§ How to complete this task
Print back each record unchanged, without pictures.
* * * * * * *
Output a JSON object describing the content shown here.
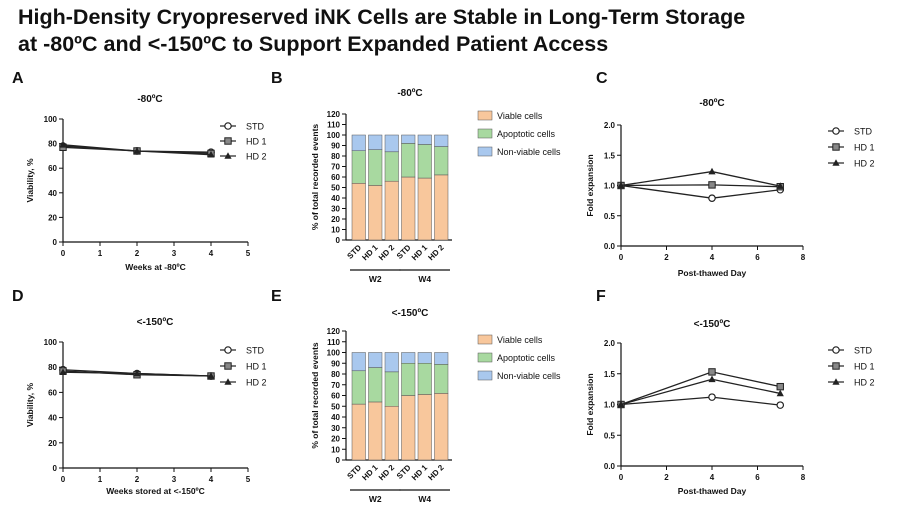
{
  "title": {
    "line1": "High-Density Cryopreserved iNK Cells are Stable in Long-Term Storage",
    "line2": "at -80ºC and <-150ºC to Support Expanded Patient Access"
  },
  "colors": {
    "viable": "#F8C79C",
    "apoptotic": "#A8D9A0",
    "nonviable": "#A9C8EE",
    "line": "#222222"
  },
  "chart_data": [
    {
      "id": "A",
      "type": "line",
      "title": "-80ºC",
      "xlabel": "Weeks at -80ºC",
      "ylabel": "Viability, %",
      "xlim": [
        0,
        5
      ],
      "ylim": [
        0,
        100
      ],
      "xticks": [
        0,
        1,
        2,
        3,
        4,
        5
      ],
      "yticks": [
        0,
        20,
        40,
        60,
        80,
        100
      ],
      "series": [
        {
          "name": "STD",
          "marker": "circle",
          "x": [
            0,
            2,
            4
          ],
          "y": [
            78,
            74,
            73
          ]
        },
        {
          "name": "HD 1",
          "marker": "square",
          "x": [
            0,
            2,
            4
          ],
          "y": [
            77,
            74,
            72
          ]
        },
        {
          "name": "HD 2",
          "marker": "triangle",
          "x": [
            0,
            2,
            4
          ],
          "y": [
            79,
            74,
            71
          ]
        }
      ]
    },
    {
      "id": "B",
      "type": "bar",
      "stacked": true,
      "title": "-80ºC",
      "ylabel": "% of total recorded events",
      "ylim": [
        0,
        120
      ],
      "yticks": [
        0,
        10,
        20,
        30,
        40,
        50,
        60,
        70,
        80,
        90,
        100,
        110,
        120
      ],
      "categories": [
        "STD",
        "HD 1",
        "HD 2",
        "STD",
        "HD 1",
        "HD 2"
      ],
      "groups": [
        {
          "label": "W2",
          "count": 3
        },
        {
          "label": "W4",
          "count": 3
        }
      ],
      "series": [
        {
          "name": "Viable cells",
          "values": [
            54,
            52,
            56,
            60,
            59,
            62
          ]
        },
        {
          "name": "Apoptotic cells",
          "values": [
            31,
            34,
            28,
            32,
            32,
            27
          ]
        },
        {
          "name": "Non-viable cells",
          "values": [
            15,
            14,
            16,
            8,
            9,
            11
          ]
        }
      ]
    },
    {
      "id": "C",
      "type": "line",
      "title": "-80ºC",
      "xlabel": "Post-thawed Day",
      "ylabel": "Fold expansion",
      "xlim": [
        0,
        8
      ],
      "ylim": [
        0,
        2.0
      ],
      "xticks": [
        0,
        2,
        4,
        6,
        8
      ],
      "yticks": [
        0.0,
        0.5,
        1.0,
        1.5,
        2.0
      ],
      "series": [
        {
          "name": "STD",
          "marker": "circle",
          "x": [
            0,
            4,
            7
          ],
          "y": [
            1.0,
            0.79,
            0.93
          ]
        },
        {
          "name": "HD 1",
          "marker": "square",
          "x": [
            0,
            4,
            7
          ],
          "y": [
            1.0,
            1.01,
            0.98
          ]
        },
        {
          "name": "HD 2",
          "marker": "triangle",
          "x": [
            0,
            4,
            7
          ],
          "y": [
            1.0,
            1.23,
            0.99
          ]
        }
      ]
    },
    {
      "id": "D",
      "type": "line",
      "title": "<-150ºC",
      "xlabel": "Weeks stored  at <-150ºC",
      "ylabel": "Viability, %",
      "xlim": [
        0,
        5
      ],
      "ylim": [
        0,
        100
      ],
      "xticks": [
        0,
        1,
        2,
        3,
        4,
        5
      ],
      "yticks": [
        0,
        20,
        40,
        60,
        80,
        100
      ],
      "series": [
        {
          "name": "STD",
          "marker": "circle",
          "x": [
            0,
            2,
            4
          ],
          "y": [
            78,
            75,
            73
          ]
        },
        {
          "name": "HD 1",
          "marker": "square",
          "x": [
            0,
            2,
            4
          ],
          "y": [
            77,
            74,
            73
          ]
        },
        {
          "name": "HD 2",
          "marker": "triangle",
          "x": [
            0,
            2,
            4
          ],
          "y": [
            76,
            75,
            73
          ]
        }
      ]
    },
    {
      "id": "E",
      "type": "bar",
      "stacked": true,
      "title": "<-150ºC",
      "ylabel": "% of total recorded events",
      "ylim": [
        0,
        120
      ],
      "yticks": [
        0,
        10,
        20,
        30,
        40,
        50,
        60,
        70,
        80,
        90,
        100,
        110,
        120
      ],
      "categories": [
        "STD",
        "HD 1",
        "HD 2",
        "STD",
        "HD 1",
        "HD 2"
      ],
      "groups": [
        {
          "label": "W2",
          "count": 3
        },
        {
          "label": "W4",
          "count": 3
        }
      ],
      "series": [
        {
          "name": "Viable cells",
          "values": [
            52,
            54,
            50,
            60,
            61,
            62
          ]
        },
        {
          "name": "Apoptotic cells",
          "values": [
            31,
            32,
            32,
            30,
            29,
            27
          ]
        },
        {
          "name": "Non-viable cells",
          "values": [
            17,
            14,
            18,
            10,
            10,
            11
          ]
        }
      ]
    },
    {
      "id": "F",
      "type": "line",
      "title": "<-150ºC",
      "xlabel": "Post-thawed Day",
      "ylabel": "Fold expansion",
      "xlim": [
        0,
        8
      ],
      "ylim": [
        0,
        2.0
      ],
      "xticks": [
        0,
        2,
        4,
        6,
        8
      ],
      "yticks": [
        0.0,
        0.5,
        1.0,
        1.5,
        2.0
      ],
      "series": [
        {
          "name": "STD",
          "marker": "circle",
          "x": [
            0,
            4,
            7
          ],
          "y": [
            1.0,
            1.12,
            0.99
          ]
        },
        {
          "name": "HD 1",
          "marker": "square",
          "x": [
            0,
            4,
            7
          ],
          "y": [
            1.0,
            1.53,
            1.29
          ]
        },
        {
          "name": "HD 2",
          "marker": "triangle",
          "x": [
            0,
            4,
            7
          ],
          "y": [
            1.0,
            1.41,
            1.18
          ]
        }
      ]
    }
  ]
}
* * * * * * *
§ Final answer
Output a JSON object describing the content shown here.
{
  "title": {
    "line1": "High-Density Cryopreserved iNK Cells are Stable in Long-Term Storage",
    "line2": "at -80ºC and <-150ºC to Support Expanded Patient Access"
  },
  "colors": {
    "viable": "#F8C79C",
    "apoptotic": "#A8D9A0",
    "nonviable": "#A9C8EE",
    "line": "#222222"
  },
  "chart_data": [
    {
      "id": "A",
      "type": "line",
      "title": "-80ºC",
      "xlabel": "Weeks at -80ºC",
      "ylabel": "Viability, %",
      "xlim": [
        0,
        5
      ],
      "ylim": [
        0,
        100
      ],
      "xticks": [
        0,
        1,
        2,
        3,
        4,
        5
      ],
      "yticks": [
        0,
        20,
        40,
        60,
        80,
        100
      ],
      "series": [
        {
          "name": "STD",
          "marker": "circle",
          "x": [
            0,
            2,
            4
          ],
          "y": [
            78,
            74,
            73
          ]
        },
        {
          "name": "HD 1",
          "marker": "square",
          "x": [
            0,
            2,
            4
          ],
          "y": [
            77,
            74,
            72
          ]
        },
        {
          "name": "HD 2",
          "marker": "triangle",
          "x": [
            0,
            2,
            4
          ],
          "y": [
            79,
            74,
            71
          ]
        }
      ]
    },
    {
      "id": "B",
      "type": "bar",
      "stacked": true,
      "title": "-80ºC",
      "ylabel": "% of total recorded events",
      "ylim": [
        0,
        120
      ],
      "yticks": [
        0,
        10,
        20,
        30,
        40,
        50,
        60,
        70,
        80,
        90,
        100,
        110,
        120
      ],
      "categories": [
        "STD",
        "HD 1",
        "HD 2",
        "STD",
        "HD 1",
        "HD 2"
      ],
      "groups": [
        {
          "label": "W2",
          "count": 3
        },
        {
          "label": "W4",
          "count": 3
        }
      ],
      "series": [
        {
          "name": "Viable cells",
          "values": [
            54,
            52,
            56,
            60,
            59,
            62
          ]
        },
        {
          "name": "Apoptotic cells",
          "values": [
            31,
            34,
            28,
            32,
            32,
            27
          ]
        },
        {
          "name": "Non-viable cells",
          "values": [
            15,
            14,
            16,
            8,
            9,
            11
          ]
        }
      ]
    },
    {
      "id": "C",
      "type": "line",
      "title": "-80ºC",
      "xlabel": "Post-thawed Day",
      "ylabel": "Fold expansion",
      "xlim": [
        0,
        8
      ],
      "ylim": [
        0,
        2.0
      ],
      "xticks": [
        0,
        2,
        4,
        6,
        8
      ],
      "yticks": [
        0.0,
        0.5,
        1.0,
        1.5,
        2.0
      ],
      "series": [
        {
          "name": "STD",
          "marker": "circle",
          "x": [
            0,
            4,
            7
          ],
          "y": [
            1.0,
            0.79,
            0.93
          ]
        },
        {
          "name": "HD 1",
          "marker": "square",
          "x": [
            0,
            4,
            7
          ],
          "y": [
            1.0,
            1.01,
            0.98
          ]
        },
        {
          "name": "HD 2",
          "marker": "triangle",
          "x": [
            0,
            4,
            7
          ],
          "y": [
            1.0,
            1.23,
            0.99
          ]
        }
      ]
    },
    {
      "id": "D",
      "type": "line",
      "title": "<-150ºC",
      "xlabel": "Weeks stored  at <-150ºC",
      "ylabel": "Viability, %",
      "xlim": [
        0,
        5
      ],
      "ylim": [
        0,
        100
      ],
      "xticks": [
        0,
        1,
        2,
        3,
        4,
        5
      ],
      "yticks": [
        0,
        20,
        40,
        60,
        80,
        100
      ],
      "series": [
        {
          "name": "STD",
          "marker": "circle",
          "x": [
            0,
            2,
            4
          ],
          "y": [
            78,
            75,
            73
          ]
        },
        {
          "name": "HD 1",
          "marker": "square",
          "x": [
            0,
            2,
            4
          ],
          "y": [
            77,
            74,
            73
          ]
        },
        {
          "name": "HD 2",
          "marker": "triangle",
          "x": [
            0,
            2,
            4
          ],
          "y": [
            76,
            75,
            73
          ]
        }
      ]
    },
    {
      "id": "E",
      "type": "bar",
      "stacked": true,
      "title": "<-150ºC",
      "ylabel": "% of total recorded events",
      "ylim": [
        0,
        120
      ],
      "yticks": [
        0,
        10,
        20,
        30,
        40,
        50,
        60,
        70,
        80,
        90,
        100,
        110,
        120
      ],
      "categories": [
        "STD",
        "HD 1",
        "HD 2",
        "STD",
        "HD 1",
        "HD 2"
      ],
      "groups": [
        {
          "label": "W2",
          "count": 3
        },
        {
          "label": "W4",
          "count": 3
        }
      ],
      "series": [
        {
          "name": "Viable cells",
          "values": [
            52,
            54,
            50,
            60,
            61,
            62
          ]
        },
        {
          "name": "Apoptotic cells",
          "values": [
            31,
            32,
            32,
            30,
            29,
            27
          ]
        },
        {
          "name": "Non-viable cells",
          "values": [
            17,
            14,
            18,
            10,
            10,
            11
          ]
        }
      ]
    },
    {
      "id": "F",
      "type": "line",
      "title": "<-150ºC",
      "xlabel": "Post-thawed Day",
      "ylabel": "Fold expansion",
      "xlim": [
        0,
        8
      ],
      "ylim": [
        0,
        2.0
      ],
      "xticks": [
        0,
        2,
        4,
        6,
        8
      ],
      "yticks": [
        0.0,
        0.5,
        1.0,
        1.5,
        2.0
      ],
      "series": [
        {
          "name": "STD",
          "marker": "circle",
          "x": [
            0,
            4,
            7
          ],
          "y": [
            1.0,
            1.12,
            0.99
          ]
        },
        {
          "name": "HD 1",
          "marker": "square",
          "x": [
            0,
            4,
            7
          ],
          "y": [
            1.0,
            1.53,
            1.29
          ]
        },
        {
          "name": "HD 2",
          "marker": "triangle",
          "x": [
            0,
            4,
            7
          ],
          "y": [
            1.0,
            1.41,
            1.18
          ]
        }
      ]
    }
  ]
}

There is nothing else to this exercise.